■ Lines of data:
□ □ □ □
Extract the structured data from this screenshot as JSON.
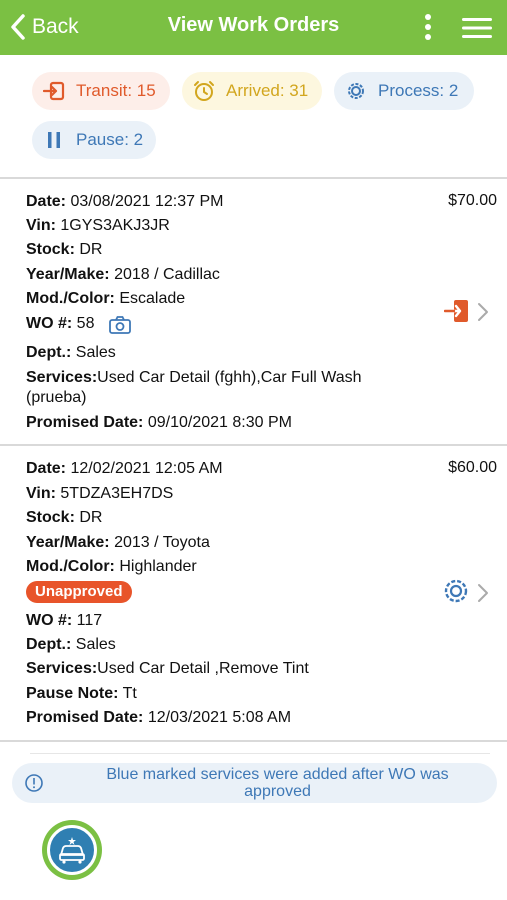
{
  "header": {
    "back_label": "Back",
    "title": "View Work Orders"
  },
  "status": {
    "transit": "Transit: 15",
    "arrived": "Arrived: 31",
    "process": "Process: 2",
    "pause": "Pause: 2"
  },
  "orders": [
    {
      "date_label": "Date:",
      "date": "03/08/2021 12:37 PM",
      "price": "$70.00",
      "vin_label": "Vin:",
      "vin": "1GYS3AKJ3JR",
      "stock_label": "Stock:",
      "stock": "DR",
      "yearmake_label": "Year/Make:",
      "yearmake": "2018 / Cadillac",
      "modcolor_label": "Mod./Color:",
      "modcolor": "Escalade",
      "wo_label": "WO #:",
      "wo": "58",
      "dept_label": "Dept.:",
      "dept": "Sales",
      "services_label": "Services:",
      "services_line1": "Used Car Detail (fghh),Car Full Wash",
      "services_line2": "(prueba)",
      "promised_label": "Promised Date:",
      "promised": "09/10/2021 8:30 PM",
      "status_icon": "transit-icon"
    },
    {
      "date_label": "Date:",
      "date": "12/02/2021 12:05 AM",
      "price": "$60.00",
      "vin_label": "Vin:",
      "vin": "5TDZA3EH7DS",
      "stock_label": "Stock:",
      "stock": "DR",
      "yearmake_label": "Year/Make:",
      "yearmake": "2013 / Toyota",
      "modcolor_label": "Mod./Color:",
      "modcolor": "Highlander",
      "badge": "Unapproved",
      "wo_label": "WO #:",
      "wo": "117",
      "dept_label": "Dept.:",
      "dept": "Sales",
      "services_label": "Services:",
      "services_line1": "Used Car Detail ,Remove Tint",
      "pause_label": "Pause Note:",
      "pause_note": "Tt",
      "promised_label": "Promised Date:",
      "promised": "12/03/2021 5:08 AM",
      "status_icon": "process-icon"
    }
  ],
  "note": {
    "text": "Blue marked services were added after WO was approved"
  },
  "colors": {
    "header": "#7bc043",
    "transit": "#e05a2b",
    "arrived": "#d2a61e",
    "process": "#3e78b6",
    "badge": "#e8542a"
  }
}
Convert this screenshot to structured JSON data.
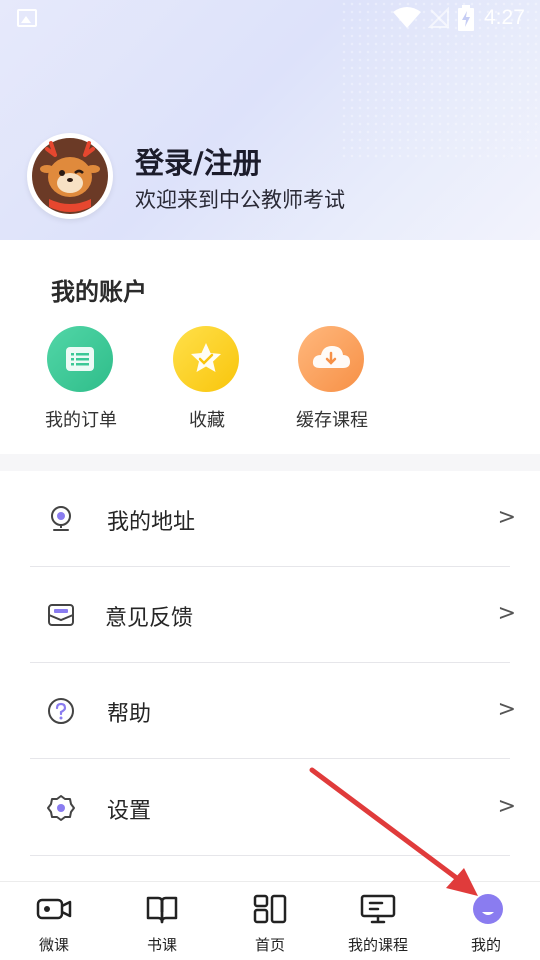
{
  "status_bar": {
    "time": "4:27",
    "icons": [
      "image-icon",
      "wifi-icon",
      "no-signal-icon",
      "battery-charging-icon"
    ]
  },
  "profile": {
    "login_title": "登录/注册",
    "welcome_text": "欢迎来到中公教师考试",
    "avatar_icon": "deer-mascot-avatar"
  },
  "account": {
    "title": "我的账户",
    "items": [
      {
        "label": "我的订单",
        "icon": "order-list-icon",
        "color": "#3cc896"
      },
      {
        "label": "收藏",
        "icon": "star-icon",
        "color": "#fbd22a"
      },
      {
        "label": "缓存课程",
        "icon": "cloud-download-icon",
        "color": "#f9a15e"
      }
    ]
  },
  "menu": {
    "items": [
      {
        "label": "我的地址",
        "icon": "location-pin-icon",
        "arrow": ">"
      },
      {
        "label": "意见反馈",
        "icon": "mail-feedback-icon",
        "arrow": ">"
      },
      {
        "label": "帮助",
        "icon": "help-question-icon",
        "arrow": ">"
      },
      {
        "label": "设置",
        "icon": "settings-gear-icon",
        "arrow": ">"
      }
    ]
  },
  "tabbar": {
    "tabs": [
      {
        "label": "微课",
        "icon": "video-camera-icon",
        "active": false
      },
      {
        "label": "书课",
        "icon": "book-icon",
        "active": false
      },
      {
        "label": "首页",
        "icon": "home-grid-icon",
        "active": false
      },
      {
        "label": "我的课程",
        "icon": "monitor-course-icon",
        "active": false
      },
      {
        "label": "我的",
        "icon": "profile-face-icon",
        "active": true
      }
    ],
    "active_color": "#8a7cf0"
  },
  "annotation": {
    "type": "red-arrow",
    "color": "#e03b3b"
  }
}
□ □ □ □
■ SHORT TASK: Give all the entries again exactly, dropping each picture.

■ REPLY:
Extract the structured data from this screenshot as JSON.
{
  "header": {
    "back_label": "Back",
    "title": "View Work Orders"
  },
  "status": {
    "transit": "Transit: 15",
    "arrived": "Arrived: 31",
    "process": "Process: 2",
    "pause": "Pause: 2"
  },
  "orders": [
    {
      "date_label": "Date:",
      "date": "03/08/2021 12:37 PM",
      "price": "$70.00",
      "vin_label": "Vin:",
      "vin": "1GYS3AKJ3JR",
      "stock_label": "Stock:",
      "stock": "DR",
      "yearmake_label": "Year/Make:",
      "yearmake": "2018 / Cadillac",
      "modcolor_label": "Mod./Color:",
      "modcolor": "Escalade",
      "wo_label": "WO #:",
      "wo": "58",
      "dept_label": "Dept.:",
      "dept": "Sales",
      "services_label": "Services:",
      "services_line1": "Used Car Detail (fghh),Car Full Wash",
      "services_line2": "(prueba)",
      "promised_label": "Promised Date:",
      "promised": "09/10/2021 8:30 PM",
      "status_icon": "transit-icon"
    },
    {
      "date_label": "Date:",
      "date": "12/02/2021 12:05 AM",
      "price": "$60.00",
      "vin_label": "Vin:",
      "vin": "5TDZA3EH7DS",
      "stock_label": "Stock:",
      "stock": "DR",
      "yearmake_label": "Year/Make:",
      "yearmake": "2013 / Toyota",
      "modcolor_label": "Mod./Color:",
      "modcolor": "Highlander",
      "badge": "Unapproved",
      "wo_label": "WO #:",
      "wo": "117",
      "dept_label": "Dept.:",
      "dept": "Sales",
      "services_label": "Services:",
      "services_line1": "Used Car Detail ,Remove Tint",
      "pause_label": "Pause Note:",
      "pause_note": "Tt",
      "promised_label": "Promised Date:",
      "promised": "12/03/2021 5:08 AM",
      "status_icon": "process-icon"
    }
  ],
  "note": {
    "text": "Blue marked services were added after WO was approved"
  },
  "colors": {
    "header": "#7bc043",
    "transit": "#e05a2b",
    "arrived": "#d2a61e",
    "process": "#3e78b6",
    "badge": "#e8542a"
  }
}
Convert this screenshot to structured JSON data.
{
  "status_bar": {
    "time": "4:27",
    "icons": [
      "image-icon",
      "wifi-icon",
      "no-signal-icon",
      "battery-charging-icon"
    ]
  },
  "profile": {
    "login_title": "登录/注册",
    "welcome_text": "欢迎来到中公教师考试",
    "avatar_icon": "deer-mascot-avatar"
  },
  "account": {
    "title": "我的账户",
    "items": [
      {
        "label": "我的订单",
        "icon": "order-list-icon",
        "color": "#3cc896"
      },
      {
        "label": "收藏",
        "icon": "star-icon",
        "color": "#fbd22a"
      },
      {
        "label": "缓存课程",
        "icon": "cloud-download-icon",
        "color": "#f9a15e"
      }
    ]
  },
  "menu": {
    "items": [
      {
        "label": "我的地址",
        "icon": "location-pin-icon",
        "arrow": ">"
      },
      {
        "label": "意见反馈",
        "icon": "mail-feedback-icon",
        "arrow": ">"
      },
      {
        "label": "帮助",
        "icon": "help-question-icon",
        "arrow": ">"
      },
      {
        "label": "设置",
        "icon": "settings-gear-icon",
        "arrow": ">"
      }
    ]
  },
  "tabbar": {
    "tabs": [
      {
        "label": "微课",
        "icon": "video-camera-icon",
        "active": false
      },
      {
        "label": "书课",
        "icon": "book-icon",
        "active": false
      },
      {
        "label": "首页",
        "icon": "home-grid-icon",
        "active": false
      },
      {
        "label": "我的课程",
        "icon": "monitor-course-icon",
        "active": false
      },
      {
        "label": "我的",
        "icon": "profile-face-icon",
        "active": true
      }
    ],
    "active_color": "#8a7cf0"
  },
  "annotation": {
    "type": "red-arrow",
    "color": "#e03b3b"
  }
}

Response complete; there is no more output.